Written instruction: Find each line holding the word "Service" and give the number of such lines, nothing else.

Data listing:
++++++++++
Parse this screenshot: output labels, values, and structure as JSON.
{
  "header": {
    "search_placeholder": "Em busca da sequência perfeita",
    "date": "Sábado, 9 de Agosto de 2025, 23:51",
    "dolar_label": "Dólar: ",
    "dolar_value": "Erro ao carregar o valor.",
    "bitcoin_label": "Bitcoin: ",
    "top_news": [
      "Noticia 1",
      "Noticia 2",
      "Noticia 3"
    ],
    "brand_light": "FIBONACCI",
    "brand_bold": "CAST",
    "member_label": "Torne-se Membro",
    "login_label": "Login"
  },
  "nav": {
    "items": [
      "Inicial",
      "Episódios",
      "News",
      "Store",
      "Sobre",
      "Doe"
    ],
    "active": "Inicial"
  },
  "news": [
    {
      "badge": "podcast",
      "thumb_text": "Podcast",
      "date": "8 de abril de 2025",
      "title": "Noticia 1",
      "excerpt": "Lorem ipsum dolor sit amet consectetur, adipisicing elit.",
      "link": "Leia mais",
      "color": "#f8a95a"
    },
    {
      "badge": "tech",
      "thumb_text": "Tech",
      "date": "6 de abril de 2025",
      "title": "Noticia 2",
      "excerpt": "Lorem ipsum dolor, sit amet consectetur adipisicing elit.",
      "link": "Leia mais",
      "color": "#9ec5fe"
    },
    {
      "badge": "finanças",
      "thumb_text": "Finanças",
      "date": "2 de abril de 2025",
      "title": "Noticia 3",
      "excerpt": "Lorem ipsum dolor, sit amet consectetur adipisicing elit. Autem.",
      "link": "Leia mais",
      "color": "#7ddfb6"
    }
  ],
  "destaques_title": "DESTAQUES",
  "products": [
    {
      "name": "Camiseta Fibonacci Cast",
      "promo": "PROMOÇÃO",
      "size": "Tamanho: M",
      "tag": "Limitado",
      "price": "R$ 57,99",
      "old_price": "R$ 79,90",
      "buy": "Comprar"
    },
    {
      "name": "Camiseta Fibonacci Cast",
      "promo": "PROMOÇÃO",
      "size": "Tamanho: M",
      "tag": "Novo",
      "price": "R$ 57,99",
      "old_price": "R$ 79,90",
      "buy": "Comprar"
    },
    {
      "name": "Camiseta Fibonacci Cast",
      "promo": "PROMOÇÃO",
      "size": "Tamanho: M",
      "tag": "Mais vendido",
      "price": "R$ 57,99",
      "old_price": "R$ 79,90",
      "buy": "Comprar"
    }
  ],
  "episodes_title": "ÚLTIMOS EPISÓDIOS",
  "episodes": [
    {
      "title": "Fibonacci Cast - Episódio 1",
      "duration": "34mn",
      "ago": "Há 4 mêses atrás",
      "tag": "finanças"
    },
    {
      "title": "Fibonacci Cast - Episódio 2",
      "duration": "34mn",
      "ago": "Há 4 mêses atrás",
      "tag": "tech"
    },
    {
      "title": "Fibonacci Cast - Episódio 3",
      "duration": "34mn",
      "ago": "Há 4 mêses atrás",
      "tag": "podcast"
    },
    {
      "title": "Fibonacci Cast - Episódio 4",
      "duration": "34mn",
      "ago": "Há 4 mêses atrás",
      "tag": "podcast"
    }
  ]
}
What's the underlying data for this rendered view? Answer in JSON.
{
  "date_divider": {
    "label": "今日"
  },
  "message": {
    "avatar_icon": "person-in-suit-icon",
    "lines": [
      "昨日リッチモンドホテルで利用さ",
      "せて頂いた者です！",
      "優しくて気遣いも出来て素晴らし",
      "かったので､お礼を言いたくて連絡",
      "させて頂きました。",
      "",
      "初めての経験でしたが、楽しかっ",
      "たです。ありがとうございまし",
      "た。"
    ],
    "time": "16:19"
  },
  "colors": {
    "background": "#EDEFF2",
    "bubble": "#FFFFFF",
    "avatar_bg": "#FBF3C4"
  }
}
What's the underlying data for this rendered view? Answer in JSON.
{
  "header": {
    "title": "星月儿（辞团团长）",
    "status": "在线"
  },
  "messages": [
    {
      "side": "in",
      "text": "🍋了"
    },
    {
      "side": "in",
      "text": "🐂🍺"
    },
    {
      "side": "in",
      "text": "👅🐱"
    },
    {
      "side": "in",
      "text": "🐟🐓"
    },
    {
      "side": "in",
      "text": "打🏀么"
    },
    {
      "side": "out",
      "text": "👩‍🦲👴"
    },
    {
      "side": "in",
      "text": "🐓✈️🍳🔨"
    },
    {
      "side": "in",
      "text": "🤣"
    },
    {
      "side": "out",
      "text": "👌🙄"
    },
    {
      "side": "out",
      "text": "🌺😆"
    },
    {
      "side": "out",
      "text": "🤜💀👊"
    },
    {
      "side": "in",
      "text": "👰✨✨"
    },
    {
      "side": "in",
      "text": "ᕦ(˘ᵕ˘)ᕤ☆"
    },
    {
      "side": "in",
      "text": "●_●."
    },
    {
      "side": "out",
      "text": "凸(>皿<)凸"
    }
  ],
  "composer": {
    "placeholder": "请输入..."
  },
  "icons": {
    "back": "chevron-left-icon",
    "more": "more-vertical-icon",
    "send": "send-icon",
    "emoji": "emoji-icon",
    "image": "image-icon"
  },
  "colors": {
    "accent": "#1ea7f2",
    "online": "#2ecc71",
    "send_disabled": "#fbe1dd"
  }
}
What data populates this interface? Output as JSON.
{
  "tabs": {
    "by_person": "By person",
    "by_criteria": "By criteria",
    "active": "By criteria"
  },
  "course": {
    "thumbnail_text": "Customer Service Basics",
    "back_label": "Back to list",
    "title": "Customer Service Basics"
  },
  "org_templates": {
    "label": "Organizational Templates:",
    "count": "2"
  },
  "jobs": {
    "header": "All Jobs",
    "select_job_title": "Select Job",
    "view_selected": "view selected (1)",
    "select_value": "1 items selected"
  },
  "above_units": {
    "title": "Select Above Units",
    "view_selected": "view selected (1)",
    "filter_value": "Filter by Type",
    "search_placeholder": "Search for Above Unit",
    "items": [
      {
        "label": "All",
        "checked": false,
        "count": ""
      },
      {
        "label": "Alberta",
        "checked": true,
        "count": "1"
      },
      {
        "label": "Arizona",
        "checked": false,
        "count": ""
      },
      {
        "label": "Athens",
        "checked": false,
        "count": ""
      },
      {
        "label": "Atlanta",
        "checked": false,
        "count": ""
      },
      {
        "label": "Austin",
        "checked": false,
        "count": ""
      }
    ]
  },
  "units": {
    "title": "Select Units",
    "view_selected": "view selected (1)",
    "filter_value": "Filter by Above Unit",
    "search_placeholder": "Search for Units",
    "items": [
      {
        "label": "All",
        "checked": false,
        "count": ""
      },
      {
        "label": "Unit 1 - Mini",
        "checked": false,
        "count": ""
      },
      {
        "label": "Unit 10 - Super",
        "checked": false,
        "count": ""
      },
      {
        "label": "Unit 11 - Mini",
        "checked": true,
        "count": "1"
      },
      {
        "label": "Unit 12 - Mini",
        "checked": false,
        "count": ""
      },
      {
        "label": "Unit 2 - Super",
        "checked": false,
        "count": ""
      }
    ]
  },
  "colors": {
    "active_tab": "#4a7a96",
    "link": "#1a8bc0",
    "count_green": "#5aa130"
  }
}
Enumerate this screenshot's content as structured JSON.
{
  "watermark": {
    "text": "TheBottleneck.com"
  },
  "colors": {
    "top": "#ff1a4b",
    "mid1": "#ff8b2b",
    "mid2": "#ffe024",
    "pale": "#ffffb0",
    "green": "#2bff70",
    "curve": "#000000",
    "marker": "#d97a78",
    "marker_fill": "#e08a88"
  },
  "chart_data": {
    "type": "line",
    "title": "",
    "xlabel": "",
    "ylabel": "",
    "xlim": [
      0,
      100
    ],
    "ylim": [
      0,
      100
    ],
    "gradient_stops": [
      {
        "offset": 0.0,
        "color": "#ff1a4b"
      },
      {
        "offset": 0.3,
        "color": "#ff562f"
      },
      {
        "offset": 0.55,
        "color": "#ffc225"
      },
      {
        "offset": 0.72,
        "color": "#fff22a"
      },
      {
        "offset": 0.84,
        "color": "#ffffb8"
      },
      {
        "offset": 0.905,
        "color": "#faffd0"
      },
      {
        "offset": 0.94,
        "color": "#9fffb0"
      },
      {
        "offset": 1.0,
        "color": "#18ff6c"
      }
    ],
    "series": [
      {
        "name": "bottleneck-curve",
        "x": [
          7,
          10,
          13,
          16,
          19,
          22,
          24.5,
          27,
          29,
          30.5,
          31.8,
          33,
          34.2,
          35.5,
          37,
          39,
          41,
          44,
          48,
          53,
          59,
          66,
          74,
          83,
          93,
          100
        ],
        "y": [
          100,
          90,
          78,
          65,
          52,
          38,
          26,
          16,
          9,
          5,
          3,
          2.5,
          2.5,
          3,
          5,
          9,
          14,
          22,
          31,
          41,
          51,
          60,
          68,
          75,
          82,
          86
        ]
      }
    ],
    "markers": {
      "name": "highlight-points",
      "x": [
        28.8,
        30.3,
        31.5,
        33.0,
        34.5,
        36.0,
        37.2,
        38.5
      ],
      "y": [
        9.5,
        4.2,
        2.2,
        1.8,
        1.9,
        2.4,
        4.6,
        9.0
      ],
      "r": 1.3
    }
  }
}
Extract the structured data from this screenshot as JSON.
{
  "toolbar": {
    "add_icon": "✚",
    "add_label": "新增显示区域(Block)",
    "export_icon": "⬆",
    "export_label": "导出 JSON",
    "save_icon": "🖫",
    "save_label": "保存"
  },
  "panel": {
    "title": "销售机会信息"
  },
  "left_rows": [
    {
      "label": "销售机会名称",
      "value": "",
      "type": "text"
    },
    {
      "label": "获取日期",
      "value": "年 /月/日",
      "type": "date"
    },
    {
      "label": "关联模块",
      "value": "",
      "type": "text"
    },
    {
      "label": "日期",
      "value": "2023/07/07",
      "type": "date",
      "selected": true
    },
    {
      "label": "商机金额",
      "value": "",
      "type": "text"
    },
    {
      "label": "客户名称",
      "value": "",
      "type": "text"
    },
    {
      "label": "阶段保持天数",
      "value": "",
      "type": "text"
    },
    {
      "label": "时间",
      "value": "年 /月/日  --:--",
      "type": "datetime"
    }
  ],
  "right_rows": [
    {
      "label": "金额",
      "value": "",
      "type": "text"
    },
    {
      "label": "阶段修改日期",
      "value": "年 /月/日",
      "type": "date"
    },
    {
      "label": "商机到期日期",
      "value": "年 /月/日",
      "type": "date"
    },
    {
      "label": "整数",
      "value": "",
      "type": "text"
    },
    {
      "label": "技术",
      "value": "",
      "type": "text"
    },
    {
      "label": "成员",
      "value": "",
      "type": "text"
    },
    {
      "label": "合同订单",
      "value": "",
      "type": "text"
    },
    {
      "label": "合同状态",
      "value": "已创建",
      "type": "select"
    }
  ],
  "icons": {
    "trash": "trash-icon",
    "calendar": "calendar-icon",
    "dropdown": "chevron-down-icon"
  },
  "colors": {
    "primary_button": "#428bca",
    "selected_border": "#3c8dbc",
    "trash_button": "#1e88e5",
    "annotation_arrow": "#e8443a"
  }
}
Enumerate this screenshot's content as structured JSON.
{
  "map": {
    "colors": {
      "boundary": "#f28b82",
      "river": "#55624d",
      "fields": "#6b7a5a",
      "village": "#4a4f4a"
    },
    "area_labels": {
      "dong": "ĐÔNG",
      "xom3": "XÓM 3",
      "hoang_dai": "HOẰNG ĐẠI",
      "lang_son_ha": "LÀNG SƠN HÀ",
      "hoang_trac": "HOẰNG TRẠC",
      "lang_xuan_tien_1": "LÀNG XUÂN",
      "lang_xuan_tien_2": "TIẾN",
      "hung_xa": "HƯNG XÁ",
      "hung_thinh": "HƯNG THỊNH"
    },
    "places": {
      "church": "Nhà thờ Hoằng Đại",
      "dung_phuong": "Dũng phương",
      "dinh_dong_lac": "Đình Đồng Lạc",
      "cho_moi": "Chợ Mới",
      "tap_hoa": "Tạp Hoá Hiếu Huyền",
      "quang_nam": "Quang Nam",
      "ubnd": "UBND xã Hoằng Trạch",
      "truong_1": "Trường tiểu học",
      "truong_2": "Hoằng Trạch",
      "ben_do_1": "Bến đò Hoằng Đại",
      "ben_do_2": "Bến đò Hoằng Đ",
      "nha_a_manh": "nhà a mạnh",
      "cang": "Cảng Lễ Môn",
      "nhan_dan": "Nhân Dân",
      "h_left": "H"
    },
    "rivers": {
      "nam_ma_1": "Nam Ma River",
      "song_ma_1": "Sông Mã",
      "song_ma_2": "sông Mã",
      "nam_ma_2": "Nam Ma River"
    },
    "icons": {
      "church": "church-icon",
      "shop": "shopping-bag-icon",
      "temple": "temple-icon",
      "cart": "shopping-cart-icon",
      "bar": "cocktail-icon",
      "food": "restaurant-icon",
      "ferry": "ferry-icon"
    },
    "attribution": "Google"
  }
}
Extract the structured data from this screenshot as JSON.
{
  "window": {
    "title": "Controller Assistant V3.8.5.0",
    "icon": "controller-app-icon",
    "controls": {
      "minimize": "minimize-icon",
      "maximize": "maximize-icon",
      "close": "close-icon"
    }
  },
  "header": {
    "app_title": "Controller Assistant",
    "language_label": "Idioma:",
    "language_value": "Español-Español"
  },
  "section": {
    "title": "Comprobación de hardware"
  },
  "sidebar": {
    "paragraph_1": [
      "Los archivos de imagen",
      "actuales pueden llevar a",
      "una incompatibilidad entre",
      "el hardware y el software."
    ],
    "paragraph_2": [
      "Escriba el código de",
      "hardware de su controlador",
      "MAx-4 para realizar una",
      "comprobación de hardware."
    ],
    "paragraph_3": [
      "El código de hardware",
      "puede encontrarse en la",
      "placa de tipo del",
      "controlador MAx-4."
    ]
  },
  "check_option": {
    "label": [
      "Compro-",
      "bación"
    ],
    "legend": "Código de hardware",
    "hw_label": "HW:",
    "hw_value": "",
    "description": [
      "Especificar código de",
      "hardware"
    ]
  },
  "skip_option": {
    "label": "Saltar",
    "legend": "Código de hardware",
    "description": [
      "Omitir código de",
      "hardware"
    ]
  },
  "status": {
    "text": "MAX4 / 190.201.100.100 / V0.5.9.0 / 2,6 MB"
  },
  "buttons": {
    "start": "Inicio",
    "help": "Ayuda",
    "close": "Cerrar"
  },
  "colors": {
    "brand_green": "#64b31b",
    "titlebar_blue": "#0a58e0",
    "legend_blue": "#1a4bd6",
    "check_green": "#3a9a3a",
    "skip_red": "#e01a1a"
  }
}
++++++++++
Response: 2